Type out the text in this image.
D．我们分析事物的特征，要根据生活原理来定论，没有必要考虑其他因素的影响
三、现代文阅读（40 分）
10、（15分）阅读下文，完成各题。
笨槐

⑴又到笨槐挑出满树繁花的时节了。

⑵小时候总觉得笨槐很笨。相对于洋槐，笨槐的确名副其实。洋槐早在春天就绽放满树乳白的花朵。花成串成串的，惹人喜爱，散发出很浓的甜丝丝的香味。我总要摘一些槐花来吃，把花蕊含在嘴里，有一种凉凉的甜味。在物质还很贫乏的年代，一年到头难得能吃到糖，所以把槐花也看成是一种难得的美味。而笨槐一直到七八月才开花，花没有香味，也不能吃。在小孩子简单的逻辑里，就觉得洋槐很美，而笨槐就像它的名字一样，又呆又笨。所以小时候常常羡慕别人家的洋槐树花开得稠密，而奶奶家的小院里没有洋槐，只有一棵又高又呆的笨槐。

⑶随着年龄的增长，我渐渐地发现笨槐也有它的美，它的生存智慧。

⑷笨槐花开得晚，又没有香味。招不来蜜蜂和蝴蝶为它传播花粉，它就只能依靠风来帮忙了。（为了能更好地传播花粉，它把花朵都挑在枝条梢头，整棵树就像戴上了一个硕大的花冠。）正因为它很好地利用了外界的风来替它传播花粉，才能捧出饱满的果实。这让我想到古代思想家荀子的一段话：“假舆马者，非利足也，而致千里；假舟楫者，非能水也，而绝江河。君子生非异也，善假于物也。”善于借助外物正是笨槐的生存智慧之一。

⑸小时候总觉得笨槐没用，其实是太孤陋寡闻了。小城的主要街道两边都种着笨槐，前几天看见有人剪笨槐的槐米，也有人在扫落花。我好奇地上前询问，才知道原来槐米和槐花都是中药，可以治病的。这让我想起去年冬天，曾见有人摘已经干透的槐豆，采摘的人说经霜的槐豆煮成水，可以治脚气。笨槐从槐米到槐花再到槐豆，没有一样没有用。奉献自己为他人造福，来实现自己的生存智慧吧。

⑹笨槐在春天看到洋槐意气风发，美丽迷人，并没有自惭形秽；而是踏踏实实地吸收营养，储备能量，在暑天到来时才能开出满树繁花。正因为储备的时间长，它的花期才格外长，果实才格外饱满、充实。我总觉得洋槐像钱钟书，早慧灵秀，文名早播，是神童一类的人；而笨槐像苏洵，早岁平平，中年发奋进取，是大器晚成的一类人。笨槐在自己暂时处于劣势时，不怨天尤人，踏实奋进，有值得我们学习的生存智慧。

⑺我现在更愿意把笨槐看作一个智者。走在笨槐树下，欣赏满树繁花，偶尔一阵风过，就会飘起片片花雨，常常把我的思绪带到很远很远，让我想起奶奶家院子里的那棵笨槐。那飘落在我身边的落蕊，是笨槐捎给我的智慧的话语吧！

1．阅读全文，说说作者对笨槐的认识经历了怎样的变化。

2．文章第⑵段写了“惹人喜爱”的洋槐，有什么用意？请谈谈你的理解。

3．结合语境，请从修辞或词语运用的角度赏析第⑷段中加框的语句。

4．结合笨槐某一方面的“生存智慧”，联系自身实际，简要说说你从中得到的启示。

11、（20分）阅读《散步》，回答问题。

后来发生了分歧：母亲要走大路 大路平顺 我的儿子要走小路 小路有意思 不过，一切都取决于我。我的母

= = = = =

• _Given task_: Select every line in the records above that contains the word "惹人喜爱".

• _Exercise answer_:
⑵小时候总觉得笨槐很笨。相对于洋槐，笨槐的确名副其实。洋槐早在春天就绽放满树乳白的花朵。花成串成串的，惹人喜爱，散发出很浓的甜丝丝的香味。我总要摘一些槐花来吃，把花蕊含在嘴里，有一种凉凉的甜味。在物质还很贫乏的年代，一年到头难得能吃到糖，所以把槐花也看成是一种难得的美味。而笨槐一直到七八月才开花，花没有香味，也不能吃。在小孩子简单的逻辑里，就觉得洋槐很美，而笨槐就像它的名字一样，又呆又笨。所以小时候常常羡慕别人家的洋槐树花开得稠密，而奶奶家的小院里没有洋槐，只有一棵又高又呆的笨槐。
2．文章第⑵段写了“惹人喜爱”的洋槐，有什么用意？请谈谈你的理解。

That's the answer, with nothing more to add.